** start of Supplied entries **
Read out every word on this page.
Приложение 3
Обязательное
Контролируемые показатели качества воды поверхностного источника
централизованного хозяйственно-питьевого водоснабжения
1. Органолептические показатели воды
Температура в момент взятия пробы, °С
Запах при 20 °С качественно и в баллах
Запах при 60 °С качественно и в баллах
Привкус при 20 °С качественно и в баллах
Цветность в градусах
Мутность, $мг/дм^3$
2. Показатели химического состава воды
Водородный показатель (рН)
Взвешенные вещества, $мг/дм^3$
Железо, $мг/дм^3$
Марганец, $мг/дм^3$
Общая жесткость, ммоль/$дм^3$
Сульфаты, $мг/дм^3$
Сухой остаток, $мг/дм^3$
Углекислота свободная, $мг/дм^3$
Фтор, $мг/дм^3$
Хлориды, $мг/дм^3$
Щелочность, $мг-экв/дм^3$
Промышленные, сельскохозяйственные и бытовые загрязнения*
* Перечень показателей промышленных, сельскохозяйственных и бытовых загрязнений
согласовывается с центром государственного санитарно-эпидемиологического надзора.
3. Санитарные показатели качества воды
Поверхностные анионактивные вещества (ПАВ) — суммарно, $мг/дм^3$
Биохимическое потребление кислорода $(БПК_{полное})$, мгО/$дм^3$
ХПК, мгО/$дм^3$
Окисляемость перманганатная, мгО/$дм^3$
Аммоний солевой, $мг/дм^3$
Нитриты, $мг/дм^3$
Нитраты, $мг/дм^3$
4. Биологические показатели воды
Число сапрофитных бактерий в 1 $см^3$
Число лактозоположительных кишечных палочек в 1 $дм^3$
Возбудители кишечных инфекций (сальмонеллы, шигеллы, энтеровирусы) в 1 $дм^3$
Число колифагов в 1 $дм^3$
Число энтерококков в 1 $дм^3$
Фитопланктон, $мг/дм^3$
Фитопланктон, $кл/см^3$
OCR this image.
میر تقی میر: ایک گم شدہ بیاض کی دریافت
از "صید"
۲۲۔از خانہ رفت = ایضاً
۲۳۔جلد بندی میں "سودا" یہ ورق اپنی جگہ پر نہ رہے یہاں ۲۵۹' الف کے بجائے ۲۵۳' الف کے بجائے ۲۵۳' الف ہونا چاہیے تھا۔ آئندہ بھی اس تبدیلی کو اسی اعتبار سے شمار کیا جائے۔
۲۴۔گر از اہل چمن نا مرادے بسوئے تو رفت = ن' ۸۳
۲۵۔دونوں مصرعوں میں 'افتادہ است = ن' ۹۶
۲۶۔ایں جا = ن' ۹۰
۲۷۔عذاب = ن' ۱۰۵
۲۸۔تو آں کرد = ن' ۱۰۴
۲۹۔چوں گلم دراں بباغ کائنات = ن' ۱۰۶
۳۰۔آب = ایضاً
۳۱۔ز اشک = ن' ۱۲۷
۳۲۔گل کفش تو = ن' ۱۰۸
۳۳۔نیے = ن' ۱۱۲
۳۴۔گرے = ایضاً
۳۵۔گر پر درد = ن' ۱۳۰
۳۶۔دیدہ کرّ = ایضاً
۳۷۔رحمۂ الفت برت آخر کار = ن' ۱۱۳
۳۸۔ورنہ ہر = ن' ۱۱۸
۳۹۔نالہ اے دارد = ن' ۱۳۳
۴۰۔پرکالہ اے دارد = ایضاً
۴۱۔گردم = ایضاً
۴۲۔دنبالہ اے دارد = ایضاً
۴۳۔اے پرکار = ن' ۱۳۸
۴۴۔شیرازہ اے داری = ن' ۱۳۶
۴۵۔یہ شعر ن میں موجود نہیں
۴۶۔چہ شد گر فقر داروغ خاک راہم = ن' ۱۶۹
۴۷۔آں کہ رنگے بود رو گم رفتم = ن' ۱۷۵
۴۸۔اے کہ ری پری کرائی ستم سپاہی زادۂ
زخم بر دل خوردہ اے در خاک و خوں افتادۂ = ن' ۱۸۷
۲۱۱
** end of Supplied entries **
* [Written instruction]:
From the records above, extract every entry exactly as given.

* [Task output]:
Read out every word on this page.
Приложение 3
Обязательное
Контролируемые показатели качества воды поверхностного источника
централизованного хозяйственно-питьевого водоснабжения
1. Органолептические показатели воды
Температура в момент взятия пробы, °С
Запах при 20 °С качественно и в баллах
Запах при 60 °С качественно и в баллах
Привкус при 20 °С качественно и в баллах
Цветность в градусах
Мутность, $мг/дм^3$
2. Показатели химического состава воды
Водородный показатель (рН)
Взвешенные вещества, $мг/дм^3$
Железо, $мг/дм^3$
Марганец, $мг/дм^3$
Общая жесткость, ммоль/$дм^3$
Сульфаты, $мг/дм^3$
Сухой остаток, $мг/дм^3$
Углекислота свободная, $мг/дм^3$
Фтор, $мг/дм^3$
Хлориды, $мг/дм^3$
Щелочность, $мг-экв/дм^3$
Промышленные, сельскохозяйственные и бытовые загрязнения*
* Перечень показателей промышленных, сельскохозяйственных и бытовых загрязнений
согласовывается с центром государственного санитарно-эпидемиологического надзора.
3. Санитарные показатели качества воды
Поверхностные анионактивные вещества (ПАВ) — суммарно, $мг/дм^3$
Биохимическое потребление кислорода $(БПК_{полное})$, мгО/$дм^3$
ХПК, мгО/$дм^3$
Окисляемость перманганатная, мгО/$дм^3$
Аммоний солевой, $мг/дм^3$
Нитриты, $мг/дм^3$
Нитраты, $мг/дм^3$
4. Биологические показатели воды
Число сапрофитных бактерий в 1 $см^3$
Число лактозоположительных кишечных палочек в 1 $дм^3$
Возбудители кишечных инфекций (сальмонеллы, шигеллы, энтеровирусы) в 1 $дм^3$
Число колифагов в 1 $дм^3$
Число энтерококков в 1 $дм^3$
Фитопланктон, $мг/дм^3$
Фитопланктон, $кл/см^3$
OCR this image.
میر تقی میر: ایک گم شدہ بیاض کی دریافت
از "صید"
۲۲۔از خانہ رفت = ایضاً
۲۳۔جلد بندی میں "سودا" یہ ورق اپنی جگہ پر نہ رہے یہاں ۲۵۹' الف کے بجائے ۲۵۳' الف کے بجائے ۲۵۳' الف ہونا چاہیے تھا۔ آئندہ بھی اس تبدیلی کو اسی اعتبار سے شمار کیا جائے۔
۲۴۔گر از اہل چمن نا مرادے بسوئے تو رفت = ن' ۸۳
۲۵۔دونوں مصرعوں میں 'افتادہ است = ن' ۹۶
۲۶۔ایں جا = ن' ۹۰
۲۷۔عذاب = ن' ۱۰۵
۲۸۔تو آں کرد = ن' ۱۰۴
۲۹۔چوں گلم دراں بباغ کائنات = ن' ۱۰۶
۳۰۔آب = ایضاً
۳۱۔ز اشک = ن' ۱۲۷
۳۲۔گل کفش تو = ن' ۱۰۸
۳۳۔نیے = ن' ۱۱۲
۳۴۔گرے = ایضاً
۳۵۔گر پر درد = ن' ۱۳۰
۳۶۔دیدہ کرّ = ایضاً
۳۷۔رحمۂ الفت برت آخر کار = ن' ۱۱۳
۳۸۔ورنہ ہر = ن' ۱۱۸
۳۹۔نالہ اے دارد = ن' ۱۳۳
۴۰۔پرکالہ اے دارد = ایضاً
۴۱۔گردم = ایضاً
۴۲۔دنبالہ اے دارد = ایضاً
۴۳۔اے پرکار = ن' ۱۳۸
۴۴۔شیرازہ اے داری = ن' ۱۳۶
۴۵۔یہ شعر ن میں موجود نہیں
۴۶۔چہ شد گر فقر داروغ خاک راہم = ن' ۱۶۹
۴۷۔آں کہ رنگے بود رو گم رفتم = ن' ۱۷۵
۴۸۔اے کہ ری پری کرائی ستم سپاہی زادۂ
زخم بر دل خوردہ اے در خاک و خوں افتادۂ = ن' ۱۸۷
۲۱۱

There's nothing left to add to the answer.